What is expected: Which lines include the word "this"? Copy each of them.

# START OF Record list

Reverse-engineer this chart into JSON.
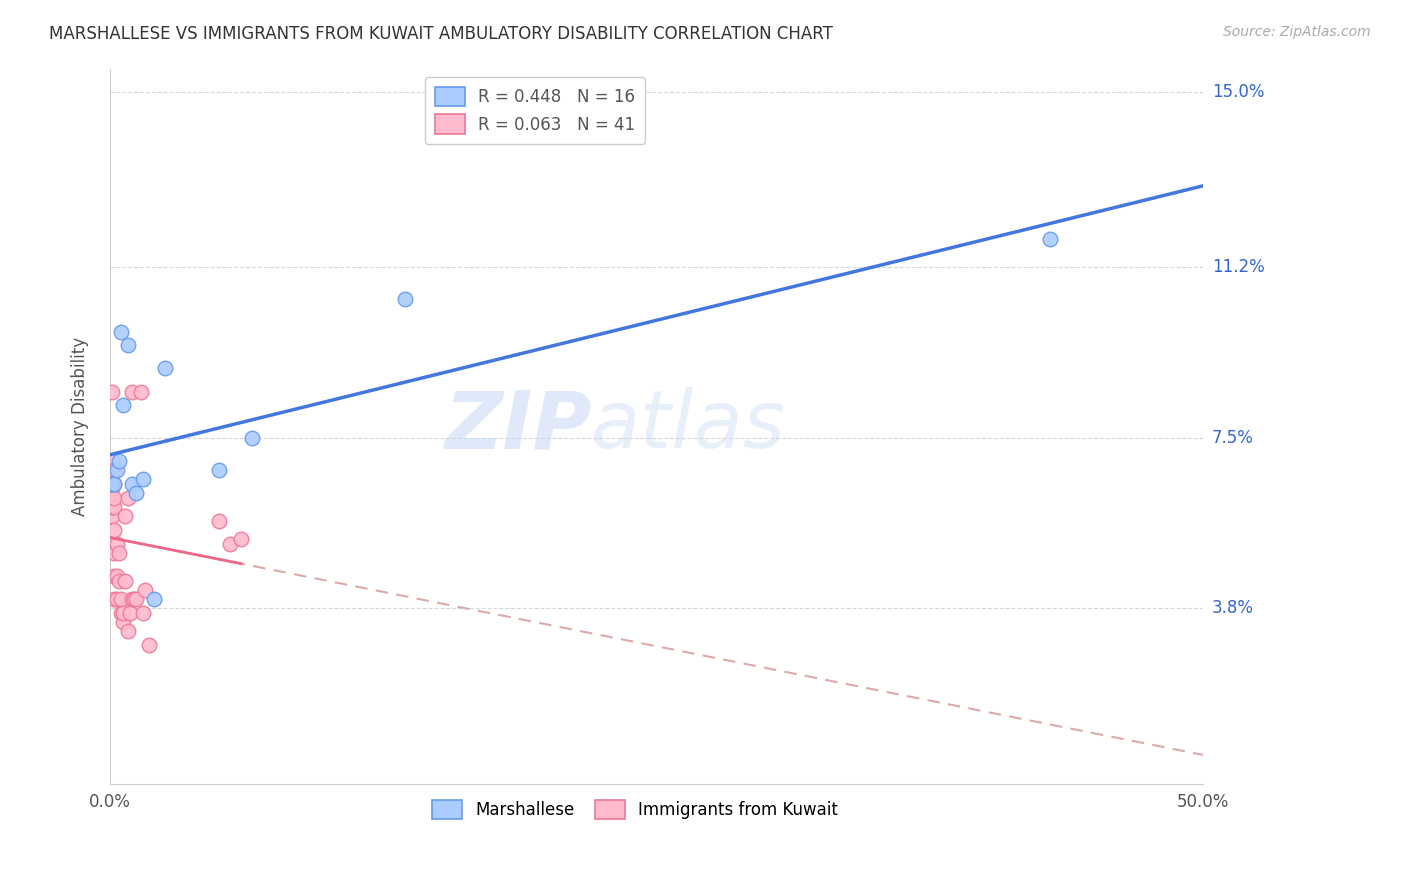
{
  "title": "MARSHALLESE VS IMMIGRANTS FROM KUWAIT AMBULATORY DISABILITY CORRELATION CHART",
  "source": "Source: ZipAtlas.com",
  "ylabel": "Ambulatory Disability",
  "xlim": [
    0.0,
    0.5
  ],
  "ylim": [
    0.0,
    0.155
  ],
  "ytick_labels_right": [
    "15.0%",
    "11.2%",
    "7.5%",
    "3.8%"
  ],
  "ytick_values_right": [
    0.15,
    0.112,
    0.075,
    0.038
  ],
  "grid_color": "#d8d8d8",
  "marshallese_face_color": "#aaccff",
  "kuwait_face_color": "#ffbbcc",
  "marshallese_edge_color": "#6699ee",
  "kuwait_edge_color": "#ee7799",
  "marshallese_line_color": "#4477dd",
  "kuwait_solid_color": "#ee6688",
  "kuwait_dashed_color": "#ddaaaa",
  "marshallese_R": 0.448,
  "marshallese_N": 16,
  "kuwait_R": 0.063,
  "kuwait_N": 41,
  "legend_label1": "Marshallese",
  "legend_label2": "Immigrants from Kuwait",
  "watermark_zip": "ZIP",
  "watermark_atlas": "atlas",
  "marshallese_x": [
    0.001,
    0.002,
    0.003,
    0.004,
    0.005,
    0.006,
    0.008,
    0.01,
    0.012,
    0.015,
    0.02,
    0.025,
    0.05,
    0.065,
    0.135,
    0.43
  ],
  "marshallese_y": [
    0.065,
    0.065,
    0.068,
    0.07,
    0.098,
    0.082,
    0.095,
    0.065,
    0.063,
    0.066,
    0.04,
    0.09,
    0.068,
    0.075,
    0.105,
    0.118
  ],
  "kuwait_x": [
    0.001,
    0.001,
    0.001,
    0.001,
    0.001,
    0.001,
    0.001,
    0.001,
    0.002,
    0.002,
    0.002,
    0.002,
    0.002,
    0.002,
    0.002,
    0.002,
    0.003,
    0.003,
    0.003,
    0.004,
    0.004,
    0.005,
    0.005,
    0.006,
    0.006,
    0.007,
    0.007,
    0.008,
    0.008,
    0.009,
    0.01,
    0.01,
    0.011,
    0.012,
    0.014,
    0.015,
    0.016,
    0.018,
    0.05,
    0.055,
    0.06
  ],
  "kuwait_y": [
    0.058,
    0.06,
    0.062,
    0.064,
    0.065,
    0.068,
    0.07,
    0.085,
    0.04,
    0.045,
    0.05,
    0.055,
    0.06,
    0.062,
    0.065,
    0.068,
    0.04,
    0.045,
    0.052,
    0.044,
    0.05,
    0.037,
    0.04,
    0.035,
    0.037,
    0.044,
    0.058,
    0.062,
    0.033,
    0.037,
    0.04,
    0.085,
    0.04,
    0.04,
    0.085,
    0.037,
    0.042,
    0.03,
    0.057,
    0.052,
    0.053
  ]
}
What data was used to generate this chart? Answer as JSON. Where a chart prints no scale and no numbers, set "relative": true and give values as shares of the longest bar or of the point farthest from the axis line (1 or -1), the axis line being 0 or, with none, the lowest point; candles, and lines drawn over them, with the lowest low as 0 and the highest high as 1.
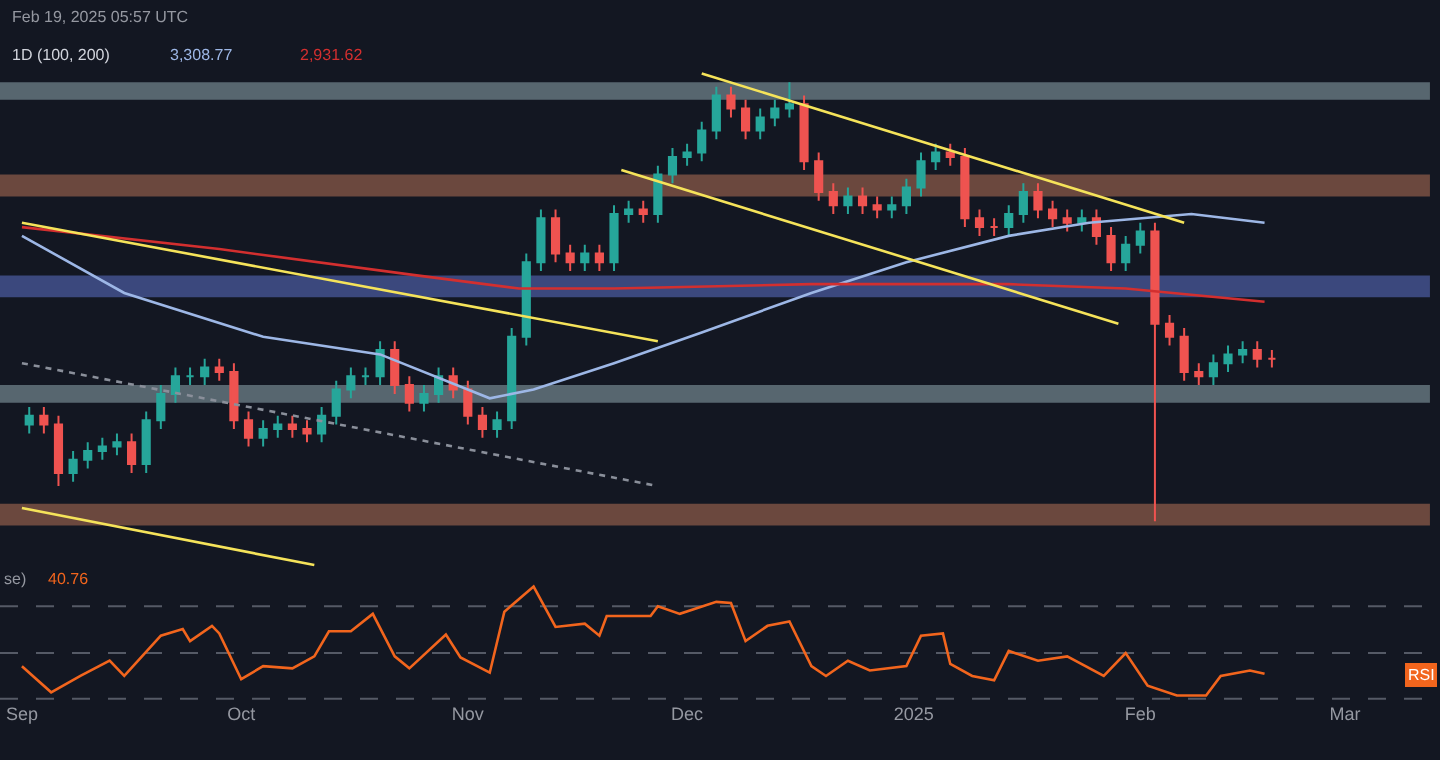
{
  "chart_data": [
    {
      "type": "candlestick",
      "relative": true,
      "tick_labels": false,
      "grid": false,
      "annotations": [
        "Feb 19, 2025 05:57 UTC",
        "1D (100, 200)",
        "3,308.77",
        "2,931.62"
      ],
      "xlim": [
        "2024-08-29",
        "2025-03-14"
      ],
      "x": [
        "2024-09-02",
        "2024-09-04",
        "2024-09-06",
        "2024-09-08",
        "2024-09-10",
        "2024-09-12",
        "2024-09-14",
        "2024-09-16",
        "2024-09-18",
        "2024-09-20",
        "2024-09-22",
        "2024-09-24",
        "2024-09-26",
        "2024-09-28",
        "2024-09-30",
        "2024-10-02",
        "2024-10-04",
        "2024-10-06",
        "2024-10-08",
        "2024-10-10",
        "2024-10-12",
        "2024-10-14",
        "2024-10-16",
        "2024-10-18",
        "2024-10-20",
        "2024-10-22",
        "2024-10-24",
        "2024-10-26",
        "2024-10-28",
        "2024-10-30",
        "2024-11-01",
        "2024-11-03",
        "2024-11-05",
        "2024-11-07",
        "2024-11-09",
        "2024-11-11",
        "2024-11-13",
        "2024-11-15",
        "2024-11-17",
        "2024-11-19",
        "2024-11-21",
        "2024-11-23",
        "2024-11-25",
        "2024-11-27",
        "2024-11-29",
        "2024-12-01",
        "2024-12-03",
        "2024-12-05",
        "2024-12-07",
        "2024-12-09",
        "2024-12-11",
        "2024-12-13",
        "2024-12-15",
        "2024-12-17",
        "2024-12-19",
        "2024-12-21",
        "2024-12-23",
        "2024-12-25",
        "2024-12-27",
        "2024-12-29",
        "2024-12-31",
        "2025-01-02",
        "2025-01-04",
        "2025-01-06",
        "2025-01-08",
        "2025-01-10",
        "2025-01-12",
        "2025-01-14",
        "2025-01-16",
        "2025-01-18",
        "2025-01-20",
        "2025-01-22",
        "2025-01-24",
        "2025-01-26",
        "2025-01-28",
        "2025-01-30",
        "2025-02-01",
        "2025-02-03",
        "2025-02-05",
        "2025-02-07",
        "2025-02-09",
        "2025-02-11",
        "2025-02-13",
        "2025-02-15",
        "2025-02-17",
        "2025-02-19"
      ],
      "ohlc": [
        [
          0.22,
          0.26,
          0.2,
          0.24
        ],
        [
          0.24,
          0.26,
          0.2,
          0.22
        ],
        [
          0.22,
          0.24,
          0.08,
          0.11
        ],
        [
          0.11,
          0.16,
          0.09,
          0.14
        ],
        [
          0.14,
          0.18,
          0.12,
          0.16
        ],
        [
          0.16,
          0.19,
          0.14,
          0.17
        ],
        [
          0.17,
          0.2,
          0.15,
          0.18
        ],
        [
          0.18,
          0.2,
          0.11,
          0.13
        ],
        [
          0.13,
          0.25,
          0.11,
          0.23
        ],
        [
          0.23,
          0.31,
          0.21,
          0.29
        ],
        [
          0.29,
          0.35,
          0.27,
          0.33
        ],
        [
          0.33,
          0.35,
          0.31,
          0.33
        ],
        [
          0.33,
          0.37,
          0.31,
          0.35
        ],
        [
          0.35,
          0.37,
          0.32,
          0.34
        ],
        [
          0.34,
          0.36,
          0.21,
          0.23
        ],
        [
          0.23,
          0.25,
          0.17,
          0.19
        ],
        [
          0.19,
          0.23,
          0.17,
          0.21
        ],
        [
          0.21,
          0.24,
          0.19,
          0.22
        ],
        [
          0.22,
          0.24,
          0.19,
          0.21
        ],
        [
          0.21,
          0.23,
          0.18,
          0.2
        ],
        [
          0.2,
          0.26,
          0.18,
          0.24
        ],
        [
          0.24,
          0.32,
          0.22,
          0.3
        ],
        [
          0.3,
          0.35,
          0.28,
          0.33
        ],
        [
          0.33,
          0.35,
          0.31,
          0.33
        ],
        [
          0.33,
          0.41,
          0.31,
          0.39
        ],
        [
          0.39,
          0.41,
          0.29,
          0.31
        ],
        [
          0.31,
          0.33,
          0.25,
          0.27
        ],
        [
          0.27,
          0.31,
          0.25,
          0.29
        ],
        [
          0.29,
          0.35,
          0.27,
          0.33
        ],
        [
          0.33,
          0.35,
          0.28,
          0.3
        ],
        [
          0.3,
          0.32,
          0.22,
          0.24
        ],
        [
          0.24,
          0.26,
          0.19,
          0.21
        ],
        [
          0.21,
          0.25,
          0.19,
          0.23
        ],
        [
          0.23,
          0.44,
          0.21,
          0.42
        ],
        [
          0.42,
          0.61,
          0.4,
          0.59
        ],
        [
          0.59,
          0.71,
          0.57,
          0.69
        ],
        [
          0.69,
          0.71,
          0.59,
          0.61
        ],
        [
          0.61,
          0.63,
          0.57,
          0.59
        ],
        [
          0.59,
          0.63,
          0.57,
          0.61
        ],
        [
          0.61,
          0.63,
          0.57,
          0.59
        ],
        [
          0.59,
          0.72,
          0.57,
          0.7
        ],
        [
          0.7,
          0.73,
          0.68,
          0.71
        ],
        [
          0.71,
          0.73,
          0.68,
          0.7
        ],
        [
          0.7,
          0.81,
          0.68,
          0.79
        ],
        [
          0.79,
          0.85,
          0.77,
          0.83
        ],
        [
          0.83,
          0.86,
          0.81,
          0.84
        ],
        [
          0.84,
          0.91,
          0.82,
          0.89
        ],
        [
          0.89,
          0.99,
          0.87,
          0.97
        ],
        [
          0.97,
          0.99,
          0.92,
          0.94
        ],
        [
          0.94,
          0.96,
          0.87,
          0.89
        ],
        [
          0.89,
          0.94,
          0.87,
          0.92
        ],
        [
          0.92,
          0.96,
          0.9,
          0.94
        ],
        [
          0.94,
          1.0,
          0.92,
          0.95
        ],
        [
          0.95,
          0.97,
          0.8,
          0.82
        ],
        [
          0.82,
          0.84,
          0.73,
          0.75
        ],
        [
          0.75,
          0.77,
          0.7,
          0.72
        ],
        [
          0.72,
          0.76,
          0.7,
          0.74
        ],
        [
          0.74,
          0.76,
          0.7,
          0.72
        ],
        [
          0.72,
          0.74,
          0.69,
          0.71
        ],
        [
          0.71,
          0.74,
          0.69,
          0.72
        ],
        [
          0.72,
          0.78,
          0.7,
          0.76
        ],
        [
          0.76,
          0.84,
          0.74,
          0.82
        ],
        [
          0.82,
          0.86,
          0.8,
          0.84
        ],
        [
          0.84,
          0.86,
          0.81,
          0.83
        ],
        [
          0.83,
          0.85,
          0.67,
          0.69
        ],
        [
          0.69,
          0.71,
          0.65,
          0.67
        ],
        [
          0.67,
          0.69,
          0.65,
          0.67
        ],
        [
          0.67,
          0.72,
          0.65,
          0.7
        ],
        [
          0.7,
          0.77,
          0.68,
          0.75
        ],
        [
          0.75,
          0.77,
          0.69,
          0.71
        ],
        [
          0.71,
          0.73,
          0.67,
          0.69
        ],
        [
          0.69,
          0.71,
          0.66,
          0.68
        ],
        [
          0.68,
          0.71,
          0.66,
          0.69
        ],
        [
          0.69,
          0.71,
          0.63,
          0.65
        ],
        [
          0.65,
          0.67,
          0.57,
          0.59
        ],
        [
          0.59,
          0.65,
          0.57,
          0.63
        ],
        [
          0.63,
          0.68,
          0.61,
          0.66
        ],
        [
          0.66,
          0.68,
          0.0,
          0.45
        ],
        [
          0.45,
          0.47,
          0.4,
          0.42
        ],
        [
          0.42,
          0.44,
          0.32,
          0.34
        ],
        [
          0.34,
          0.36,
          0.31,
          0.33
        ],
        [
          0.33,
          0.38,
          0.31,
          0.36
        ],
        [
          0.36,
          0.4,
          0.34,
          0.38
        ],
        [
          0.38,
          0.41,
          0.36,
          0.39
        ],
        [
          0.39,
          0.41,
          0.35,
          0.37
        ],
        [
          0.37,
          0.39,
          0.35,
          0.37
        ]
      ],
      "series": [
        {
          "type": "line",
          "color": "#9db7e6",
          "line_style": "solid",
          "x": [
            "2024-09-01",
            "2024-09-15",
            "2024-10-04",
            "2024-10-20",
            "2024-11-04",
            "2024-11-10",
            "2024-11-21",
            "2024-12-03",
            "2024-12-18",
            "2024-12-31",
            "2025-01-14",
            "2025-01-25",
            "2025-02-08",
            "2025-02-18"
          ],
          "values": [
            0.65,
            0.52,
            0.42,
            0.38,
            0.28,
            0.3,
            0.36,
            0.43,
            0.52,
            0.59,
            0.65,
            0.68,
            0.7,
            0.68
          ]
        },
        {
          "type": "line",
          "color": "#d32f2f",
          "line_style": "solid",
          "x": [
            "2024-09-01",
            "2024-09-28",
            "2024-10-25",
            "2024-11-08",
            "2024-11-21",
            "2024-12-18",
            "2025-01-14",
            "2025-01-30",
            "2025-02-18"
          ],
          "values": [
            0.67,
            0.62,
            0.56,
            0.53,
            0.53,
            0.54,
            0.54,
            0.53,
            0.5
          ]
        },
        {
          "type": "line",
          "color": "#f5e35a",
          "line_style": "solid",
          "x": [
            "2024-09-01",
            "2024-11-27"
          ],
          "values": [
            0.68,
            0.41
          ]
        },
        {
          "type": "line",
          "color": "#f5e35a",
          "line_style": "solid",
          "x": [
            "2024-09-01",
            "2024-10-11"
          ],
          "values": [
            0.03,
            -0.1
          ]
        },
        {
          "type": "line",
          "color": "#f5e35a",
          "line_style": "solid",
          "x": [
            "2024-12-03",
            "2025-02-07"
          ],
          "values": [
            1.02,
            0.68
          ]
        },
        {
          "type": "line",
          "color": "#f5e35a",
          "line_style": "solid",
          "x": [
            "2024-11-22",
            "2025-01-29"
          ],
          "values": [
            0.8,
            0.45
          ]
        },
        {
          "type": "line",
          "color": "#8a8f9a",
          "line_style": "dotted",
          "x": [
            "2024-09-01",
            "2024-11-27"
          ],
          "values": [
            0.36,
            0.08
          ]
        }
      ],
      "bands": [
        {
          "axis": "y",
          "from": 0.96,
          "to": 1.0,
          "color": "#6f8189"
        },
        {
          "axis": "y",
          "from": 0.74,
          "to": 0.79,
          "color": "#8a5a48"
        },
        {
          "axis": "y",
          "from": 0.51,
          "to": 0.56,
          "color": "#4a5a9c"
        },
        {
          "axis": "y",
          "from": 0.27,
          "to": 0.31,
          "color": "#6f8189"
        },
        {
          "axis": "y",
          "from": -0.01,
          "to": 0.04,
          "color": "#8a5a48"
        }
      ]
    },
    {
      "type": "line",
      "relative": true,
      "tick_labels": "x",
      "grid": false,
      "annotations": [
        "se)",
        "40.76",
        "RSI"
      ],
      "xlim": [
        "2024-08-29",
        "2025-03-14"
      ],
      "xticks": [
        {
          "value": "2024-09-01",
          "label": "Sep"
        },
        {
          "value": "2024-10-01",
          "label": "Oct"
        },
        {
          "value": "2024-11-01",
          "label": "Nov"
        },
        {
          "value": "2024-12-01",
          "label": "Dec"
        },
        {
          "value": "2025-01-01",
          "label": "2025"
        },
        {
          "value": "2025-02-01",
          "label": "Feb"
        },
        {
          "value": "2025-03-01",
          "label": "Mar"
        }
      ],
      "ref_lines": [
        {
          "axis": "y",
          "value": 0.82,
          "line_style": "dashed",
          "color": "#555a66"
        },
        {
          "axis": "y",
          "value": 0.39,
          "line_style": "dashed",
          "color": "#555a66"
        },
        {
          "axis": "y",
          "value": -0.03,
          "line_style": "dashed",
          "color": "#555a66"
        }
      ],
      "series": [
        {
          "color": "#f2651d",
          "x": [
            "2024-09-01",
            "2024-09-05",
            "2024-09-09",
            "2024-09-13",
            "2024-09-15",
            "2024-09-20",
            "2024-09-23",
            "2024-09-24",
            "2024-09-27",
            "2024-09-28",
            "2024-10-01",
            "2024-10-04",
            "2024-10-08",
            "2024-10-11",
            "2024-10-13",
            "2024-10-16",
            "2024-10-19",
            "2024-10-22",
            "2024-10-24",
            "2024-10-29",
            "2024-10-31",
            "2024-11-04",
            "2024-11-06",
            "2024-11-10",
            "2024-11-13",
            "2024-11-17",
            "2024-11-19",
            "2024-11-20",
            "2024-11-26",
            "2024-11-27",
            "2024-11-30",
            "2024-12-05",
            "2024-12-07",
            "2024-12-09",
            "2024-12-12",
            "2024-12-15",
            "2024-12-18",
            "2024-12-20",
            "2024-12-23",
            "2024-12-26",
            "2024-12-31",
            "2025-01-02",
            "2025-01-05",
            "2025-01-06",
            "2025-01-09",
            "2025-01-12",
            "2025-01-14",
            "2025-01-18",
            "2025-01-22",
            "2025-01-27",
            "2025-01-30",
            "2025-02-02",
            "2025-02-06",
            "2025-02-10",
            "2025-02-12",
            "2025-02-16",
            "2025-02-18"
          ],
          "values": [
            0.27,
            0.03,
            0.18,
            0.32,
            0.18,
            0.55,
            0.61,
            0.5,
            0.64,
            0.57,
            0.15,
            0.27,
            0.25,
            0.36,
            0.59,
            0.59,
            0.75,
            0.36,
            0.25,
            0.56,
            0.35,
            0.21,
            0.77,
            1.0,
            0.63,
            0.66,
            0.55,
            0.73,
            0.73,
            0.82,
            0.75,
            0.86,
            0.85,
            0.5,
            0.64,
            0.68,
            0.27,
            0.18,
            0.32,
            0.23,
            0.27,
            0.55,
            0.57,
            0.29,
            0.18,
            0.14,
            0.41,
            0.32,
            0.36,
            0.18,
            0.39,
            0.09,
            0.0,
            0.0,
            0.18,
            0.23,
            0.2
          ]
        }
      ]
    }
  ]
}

# END OF Record list

Task answer:
Reverse-engineer this chart into JSON.
What data was used to generate this chart? Answer as JSON. Where a chart prints no scale and no numbers, set "relative": true and give values as shares of the longest bar or of the point farthest from the axis line (1 or -1), the axis line being 0 or, with none, the lowest point; candles, and lines drawn over them, with the lowest low as 0 and the highest high as 1.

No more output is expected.